+++ RECORD SET

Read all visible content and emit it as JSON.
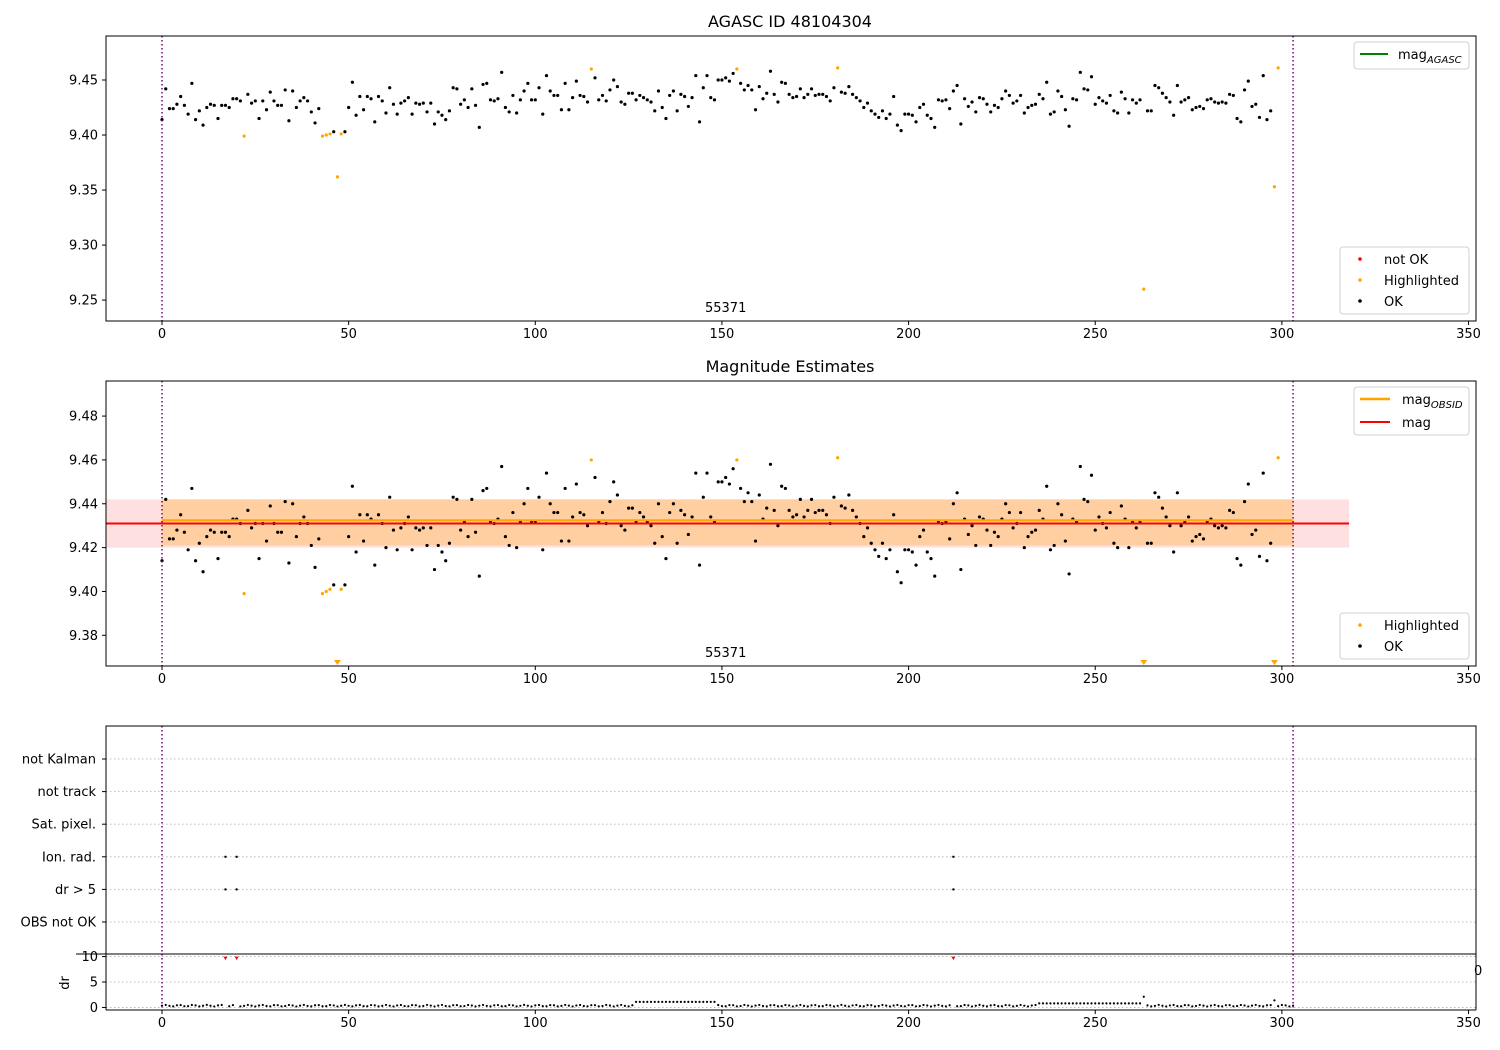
{
  "chart_data": [
    {
      "type": "scatter",
      "title": "AGASC ID 48104304",
      "xlim": [
        -15,
        352
      ],
      "ylim": [
        9.231,
        9.49
      ],
      "xticks": [
        0,
        50,
        100,
        150,
        200,
        250,
        300,
        350
      ],
      "yticks": [
        9.25,
        9.3,
        9.35,
        9.4,
        9.45
      ],
      "ytick_labels": [
        "9.25",
        "9.30",
        "9.35",
        "9.40",
        "9.45"
      ],
      "vlines": [
        0,
        303
      ],
      "annotation": {
        "x": 151,
        "text": "55371"
      },
      "legend_top": {
        "placement": "top-right",
        "entries": [
          {
            "label": "mag",
            "sub": "AGASC",
            "color": "#008000"
          }
        ]
      },
      "legend_bottom": {
        "placement": "bottom-right",
        "entries": [
          {
            "label": "not OK",
            "color": "#ff0000"
          },
          {
            "label": "Highlighted",
            "color": "#ffa500"
          },
          {
            "label": "OK",
            "color": "#000000"
          }
        ]
      },
      "series": [
        {
          "name": "Highlighted",
          "color": "#ffa500",
          "x": [
            22,
            43,
            44,
            45,
            47,
            48,
            115,
            154,
            181,
            263,
            298,
            299
          ],
          "y": [
            9.399,
            9.399,
            9.4,
            9.401,
            9.362,
            9.401,
            9.46,
            9.46,
            9.461,
            9.26,
            9.353,
            9.461
          ]
        }
      ],
      "ok_series": {
        "name": "OK",
        "color": "#000000",
        "x_start": 0,
        "x_end": 303,
        "y": [
          9.414,
          9.442,
          9.424,
          9.424,
          9.428,
          9.435,
          9.427,
          9.419,
          9.447,
          9.414,
          9.422,
          9.409,
          9.425,
          9.428,
          9.427,
          9.415,
          9.427,
          9.427,
          9.425,
          9.433,
          9.433,
          9.431,
          9.439,
          9.437,
          9.429,
          9.431,
          9.415,
          9.431,
          9.423,
          9.439,
          9.431,
          9.427,
          9.427,
          9.441,
          9.413,
          9.44,
          9.425,
          9.431,
          9.434,
          9.431,
          9.421,
          9.411,
          9.424,
          9.419,
          9.425,
          9.424,
          9.403,
          9.402,
          9.42,
          9.403,
          9.425,
          9.448,
          9.418,
          9.435,
          9.423,
          9.435,
          9.433,
          9.412,
          9.435,
          9.431,
          9.42,
          9.443,
          9.428,
          9.419,
          9.429,
          9.431,
          9.434,
          9.419,
          9.429,
          9.428,
          9.429,
          9.421,
          9.429,
          9.41,
          9.421,
          9.418,
          9.414,
          9.422,
          9.443,
          9.442,
          9.428,
          9.432,
          9.425,
          9.442,
          9.427,
          9.407,
          9.446,
          9.447,
          9.432,
          9.431,
          9.433,
          9.457,
          9.425,
          9.421,
          9.436,
          9.42,
          9.432,
          9.44,
          9.447,
          9.432,
          9.432,
          9.443,
          9.419,
          9.454,
          9.44,
          9.436,
          9.436,
          9.423,
          9.447,
          9.423,
          9.434,
          9.449,
          9.436,
          9.435,
          9.43,
          9.446,
          9.452,
          9.432,
          9.436,
          9.431,
          9.441,
          9.45,
          9.444,
          9.43,
          9.428,
          9.438,
          9.438,
          9.432,
          9.436,
          9.434,
          9.432,
          9.43,
          9.422,
          9.44,
          9.425,
          9.415,
          9.436,
          9.44,
          9.422,
          9.437,
          9.435,
          9.426,
          9.434,
          9.454,
          9.412,
          9.443,
          9.454,
          9.434,
          9.432,
          9.45,
          9.45,
          9.452,
          9.449,
          9.456,
          9.452,
          9.447,
          9.441,
          9.445,
          9.441,
          9.423,
          9.444,
          9.433,
          9.438,
          9.458,
          9.437,
          9.43,
          9.448,
          9.447,
          9.437,
          9.434,
          9.435,
          9.442,
          9.434,
          9.437,
          9.442,
          9.436,
          9.437,
          9.437,
          9.435,
          9.431,
          9.443,
          9.433,
          9.439,
          9.438,
          9.444,
          9.437,
          9.434,
          9.431,
          9.425,
          9.429,
          9.422,
          9.419,
          9.416,
          9.422,
          9.415,
          9.419,
          9.435,
          9.409,
          9.404,
          9.419,
          9.419,
          9.418,
          9.412,
          9.425,
          9.428,
          9.418,
          9.415,
          9.407,
          9.432,
          9.431,
          9.432,
          9.424,
          9.44,
          9.445,
          9.41,
          9.433,
          9.426,
          9.43,
          9.421,
          9.434,
          9.433,
          9.428,
          9.421,
          9.427,
          9.425,
          9.433,
          9.44,
          9.436,
          9.429,
          9.431,
          9.436,
          9.42,
          9.425,
          9.427,
          9.428,
          9.437,
          9.433,
          9.448,
          9.419,
          9.421,
          9.44,
          9.435,
          9.423,
          9.408,
          9.433,
          9.432,
          9.457,
          9.442,
          9.441,
          9.453,
          9.428,
          9.434,
          9.431,
          9.429,
          9.436,
          9.422,
          9.42,
          9.439,
          9.433,
          9.42,
          9.432,
          9.429,
          9.432,
          9.44,
          9.422,
          9.422,
          9.445,
          9.443,
          9.438,
          9.434,
          9.43,
          9.418,
          9.445,
          9.43,
          9.432,
          9.434,
          9.423,
          9.425,
          9.426,
          9.424,
          9.432,
          9.433,
          9.43,
          9.429,
          9.43,
          9.429,
          9.437,
          9.436,
          9.415,
          9.412,
          9.441,
          9.449,
          9.426,
          9.428,
          9.416,
          9.454,
          9.414,
          9.422,
          9.432,
          9.417
        ]
      }
    },
    {
      "type": "scatter",
      "title": "Magnitude Estimates",
      "xlim": [
        -15,
        352
      ],
      "ylim": [
        9.366,
        9.496
      ],
      "xticks": [
        0,
        50,
        100,
        150,
        200,
        250,
        300,
        350
      ],
      "yticks": [
        9.38,
        9.4,
        9.42,
        9.44,
        9.46,
        9.48
      ],
      "ytick_labels": [
        "9.38",
        "9.40",
        "9.42",
        "9.44",
        "9.46",
        "9.48"
      ],
      "vlines": [
        0,
        303
      ],
      "annotation": {
        "x": 151,
        "text": "55371"
      },
      "mag_line": {
        "label": "mag",
        "value": 9.431,
        "band": [
          9.42,
          9.442
        ],
        "x_range": [
          -15,
          318
        ],
        "color": "#ff0000"
      },
      "obsid_line": {
        "label": "mag",
        "sub": "OBSID",
        "value": 9.432,
        "band": [
          9.421,
          9.442
        ],
        "x_range": [
          0,
          303
        ],
        "color": "#ffa500"
      },
      "outlier_markers_x": [
        47,
        263,
        298
      ],
      "legend_top": {
        "placement": "top-right",
        "entries": [
          {
            "label": "mag",
            "sub": "OBSID",
            "color": "#ffa500"
          },
          {
            "label": "mag",
            "color": "#ff0000"
          }
        ]
      },
      "legend_bottom": {
        "placement": "bottom-right",
        "entries": [
          {
            "label": "Highlighted",
            "color": "#ffa500"
          },
          {
            "label": "OK",
            "color": "#000000"
          }
        ]
      }
    },
    {
      "type": "scatter",
      "title": "",
      "xlim": [
        -15,
        352
      ],
      "xticks": [
        0,
        50,
        100,
        150,
        200,
        250,
        300,
        350
      ],
      "vlines": [
        0,
        303
      ],
      "flag_rows": [
        "not Kalman",
        "not track",
        "Sat. pixel.",
        "Ion. rad.",
        "dr > 5",
        "OBS not OK"
      ],
      "flags": [
        {
          "row": "Ion. rad.",
          "x": [
            17,
            20,
            212
          ]
        },
        {
          "row": "dr > 5",
          "x": [
            17,
            20,
            212
          ]
        }
      ],
      "dr_panel": {
        "ylabel": "dr",
        "ylim": [
          -0.5,
          10.5
        ],
        "yticks": [
          0,
          5,
          10
        ],
        "ytick_labels": [
          "0",
          "5",
          "10"
        ],
        "clipped_text": "0",
        "red_points": {
          "x": [
            17,
            20,
            212
          ],
          "y": [
            9.7,
            9.7,
            9.7
          ]
        },
        "baseline": 0.35,
        "bumps": [
          {
            "from": 127,
            "to": 148,
            "value": 1.1
          },
          {
            "from": 235,
            "to": 262,
            "value": 0.8
          },
          {
            "from": 263,
            "to": 263,
            "value": 2.1
          },
          {
            "from": 298,
            "to": 298,
            "value": 1.4
          }
        ]
      }
    }
  ]
}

++++++

■ **REQUIRED WORK**
In the listing, find each line with the string "title" and copy it.

■ **RESULT OF THIS TASK**
      "title": "AGASC ID 48104304",
      "title": "Magnitude Estimates",
      "title": "",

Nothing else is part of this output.